Requirements - Nothing should be left out: output all of the entries exactly.

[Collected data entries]
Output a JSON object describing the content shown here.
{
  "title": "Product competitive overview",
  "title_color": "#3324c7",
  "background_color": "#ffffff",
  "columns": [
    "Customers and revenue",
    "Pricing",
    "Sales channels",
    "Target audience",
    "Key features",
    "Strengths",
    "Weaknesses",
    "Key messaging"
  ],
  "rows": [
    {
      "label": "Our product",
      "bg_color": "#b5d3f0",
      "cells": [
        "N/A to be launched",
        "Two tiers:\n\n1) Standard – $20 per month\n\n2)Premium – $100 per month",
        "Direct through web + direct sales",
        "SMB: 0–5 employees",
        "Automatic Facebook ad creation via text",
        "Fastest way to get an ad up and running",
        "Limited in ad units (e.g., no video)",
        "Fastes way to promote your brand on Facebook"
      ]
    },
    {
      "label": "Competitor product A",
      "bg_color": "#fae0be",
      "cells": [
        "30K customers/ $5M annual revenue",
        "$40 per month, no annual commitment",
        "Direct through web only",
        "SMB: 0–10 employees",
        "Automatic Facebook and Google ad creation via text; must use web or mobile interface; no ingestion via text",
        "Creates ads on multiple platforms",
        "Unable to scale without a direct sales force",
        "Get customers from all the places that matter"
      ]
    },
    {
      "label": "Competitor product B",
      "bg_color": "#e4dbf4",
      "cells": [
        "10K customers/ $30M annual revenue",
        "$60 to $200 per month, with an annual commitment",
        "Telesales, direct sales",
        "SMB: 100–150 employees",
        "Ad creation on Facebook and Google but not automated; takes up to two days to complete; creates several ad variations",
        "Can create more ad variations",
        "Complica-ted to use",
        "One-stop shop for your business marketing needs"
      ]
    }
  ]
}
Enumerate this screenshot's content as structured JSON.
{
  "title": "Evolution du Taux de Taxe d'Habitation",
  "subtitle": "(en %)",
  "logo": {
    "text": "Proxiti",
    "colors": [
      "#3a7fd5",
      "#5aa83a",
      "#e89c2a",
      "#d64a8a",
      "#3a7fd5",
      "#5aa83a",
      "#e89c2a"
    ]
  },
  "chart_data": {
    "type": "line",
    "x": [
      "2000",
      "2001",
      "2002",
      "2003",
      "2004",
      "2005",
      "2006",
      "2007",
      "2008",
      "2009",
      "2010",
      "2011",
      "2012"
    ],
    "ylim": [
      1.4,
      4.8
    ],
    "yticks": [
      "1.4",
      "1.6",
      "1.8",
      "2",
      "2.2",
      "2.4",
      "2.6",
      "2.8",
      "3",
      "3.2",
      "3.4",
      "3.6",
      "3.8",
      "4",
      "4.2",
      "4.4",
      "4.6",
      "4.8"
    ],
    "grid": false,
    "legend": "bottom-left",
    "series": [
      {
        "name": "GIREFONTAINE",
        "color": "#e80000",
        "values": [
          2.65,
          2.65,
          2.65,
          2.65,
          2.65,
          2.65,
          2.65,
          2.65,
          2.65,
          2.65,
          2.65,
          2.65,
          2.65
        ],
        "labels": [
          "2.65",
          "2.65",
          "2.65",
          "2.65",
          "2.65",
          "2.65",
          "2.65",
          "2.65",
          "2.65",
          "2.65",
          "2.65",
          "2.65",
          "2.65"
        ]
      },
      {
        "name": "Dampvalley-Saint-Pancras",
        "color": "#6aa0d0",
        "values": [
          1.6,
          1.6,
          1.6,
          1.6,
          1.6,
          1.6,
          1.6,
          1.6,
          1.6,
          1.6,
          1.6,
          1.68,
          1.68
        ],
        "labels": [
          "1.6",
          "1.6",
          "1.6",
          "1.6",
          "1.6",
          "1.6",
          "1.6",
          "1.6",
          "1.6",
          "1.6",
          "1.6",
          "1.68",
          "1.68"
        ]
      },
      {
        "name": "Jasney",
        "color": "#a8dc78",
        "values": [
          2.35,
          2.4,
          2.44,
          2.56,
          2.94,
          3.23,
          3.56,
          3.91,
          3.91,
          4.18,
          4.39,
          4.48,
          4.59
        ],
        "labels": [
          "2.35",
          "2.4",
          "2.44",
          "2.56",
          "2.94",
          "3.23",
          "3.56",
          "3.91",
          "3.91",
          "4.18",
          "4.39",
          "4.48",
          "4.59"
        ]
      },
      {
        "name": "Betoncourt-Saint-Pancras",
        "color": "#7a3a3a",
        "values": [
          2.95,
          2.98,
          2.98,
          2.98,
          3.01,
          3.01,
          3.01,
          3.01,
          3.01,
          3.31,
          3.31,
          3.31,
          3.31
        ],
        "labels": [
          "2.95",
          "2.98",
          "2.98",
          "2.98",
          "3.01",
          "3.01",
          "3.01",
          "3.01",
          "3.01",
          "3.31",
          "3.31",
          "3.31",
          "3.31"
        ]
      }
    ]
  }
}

Complete answer -
Output a JSON object describing the content shown here.
{
  "title": "Product competitive overview",
  "title_color": "#3324c7",
  "background_color": "#ffffff",
  "columns": [
    "Customers and revenue",
    "Pricing",
    "Sales channels",
    "Target audience",
    "Key features",
    "Strengths",
    "Weaknesses",
    "Key messaging"
  ],
  "rows": [
    {
      "label": "Our product",
      "bg_color": "#b5d3f0",
      "cells": [
        "N/A to be launched",
        "Two tiers:\n\n1) Standard – $20 per month\n\n2)Premium – $100 per month",
        "Direct through web + direct sales",
        "SMB: 0–5 employees",
        "Automatic Facebook ad creation via text",
        "Fastest way to get an ad up and running",
        "Limited in ad units (e.g., no video)",
        "Fastes way to promote your brand on Facebook"
      ]
    },
    {
      "label": "Competitor product A",
      "bg_color": "#fae0be",
      "cells": [
        "30K customers/ $5M annual revenue",
        "$40 per month, no annual commitment",
        "Direct through web only",
        "SMB: 0–10 employees",
        "Automatic Facebook and Google ad creation via text; must use web or mobile interface; no ingestion via text",
        "Creates ads on multiple platforms",
        "Unable to scale without a direct sales force",
        "Get customers from all the places that matter"
      ]
    },
    {
      "label": "Competitor product B",
      "bg_color": "#e4dbf4",
      "cells": [
        "10K customers/ $30M annual revenue",
        "$60 to $200 per month, with an annual commitment",
        "Telesales, direct sales",
        "SMB: 100–150 employees",
        "Ad creation on Facebook and Google but not automated; takes up to two days to complete; creates several ad variations",
        "Can create more ad variations",
        "Complica-ted to use",
        "One-stop shop for your business marketing needs"
      ]
    }
  ]
}
Enumerate this screenshot's content as structured JSON.
{
  "title": "Evolution du Taux de Taxe d'Habitation",
  "subtitle": "(en %)",
  "logo": {
    "text": "Proxiti",
    "colors": [
      "#3a7fd5",
      "#5aa83a",
      "#e89c2a",
      "#d64a8a",
      "#3a7fd5",
      "#5aa83a",
      "#e89c2a"
    ]
  },
  "chart_data": {
    "type": "line",
    "x": [
      "2000",
      "2001",
      "2002",
      "2003",
      "2004",
      "2005",
      "2006",
      "2007",
      "2008",
      "2009",
      "2010",
      "2011",
      "2012"
    ],
    "ylim": [
      1.4,
      4.8
    ],
    "yticks": [
      "1.4",
      "1.6",
      "1.8",
      "2",
      "2.2",
      "2.4",
      "2.6",
      "2.8",
      "3",
      "3.2",
      "3.4",
      "3.6",
      "3.8",
      "4",
      "4.2",
      "4.4",
      "4.6",
      "4.8"
    ],
    "grid": false,
    "legend": "bottom-left",
    "series": [
      {
        "name": "GIREFONTAINE",
        "color": "#e80000",
        "values": [
          2.65,
          2.65,
          2.65,
          2.65,
          2.65,
          2.65,
          2.65,
          2.65,
          2.65,
          2.65,
          2.65,
          2.65,
          2.65
        ],
        "labels": [
          "2.65",
          "2.65",
          "2.65",
          "2.65",
          "2.65",
          "2.65",
          "2.65",
          "2.65",
          "2.65",
          "2.65",
          "2.65",
          "2.65",
          "2.65"
        ]
      },
      {
        "name": "Dampvalley-Saint-Pancras",
        "color": "#6aa0d0",
        "values": [
          1.6,
          1.6,
          1.6,
          1.6,
          1.6,
          1.6,
          1.6,
          1.6,
          1.6,
          1.6,
          1.6,
          1.68,
          1.68
        ],
        "labels": [
          "1.6",
          "1.6",
          "1.6",
          "1.6",
          "1.6",
          "1.6",
          "1.6",
          "1.6",
          "1.6",
          "1.6",
          "1.6",
          "1.68",
          "1.68"
        ]
      },
      {
        "name": "Jasney",
        "color": "#a8dc78",
        "values": [
          2.35,
          2.4,
          2.44,
          2.56,
          2.94,
          3.23,
          3.56,
          3.91,
          3.91,
          4.18,
          4.39,
          4.48,
          4.59
        ],
        "labels": [
          "2.35",
          "2.4",
          "2.44",
          "2.56",
          "2.94",
          "3.23",
          "3.56",
          "3.91",
          "3.91",
          "4.18",
          "4.39",
          "4.48",
          "4.59"
        ]
      },
      {
        "name": "Betoncourt-Saint-Pancras",
        "color": "#7a3a3a",
        "values": [
          2.95,
          2.98,
          2.98,
          2.98,
          3.01,
          3.01,
          3.01,
          3.01,
          3.01,
          3.31,
          3.31,
          3.31,
          3.31
        ],
        "labels": [
          "2.95",
          "2.98",
          "2.98",
          "2.98",
          "3.01",
          "3.01",
          "3.01",
          "3.01",
          "3.01",
          "3.31",
          "3.31",
          "3.31",
          "3.31"
        ]
      }
    ]
  }
}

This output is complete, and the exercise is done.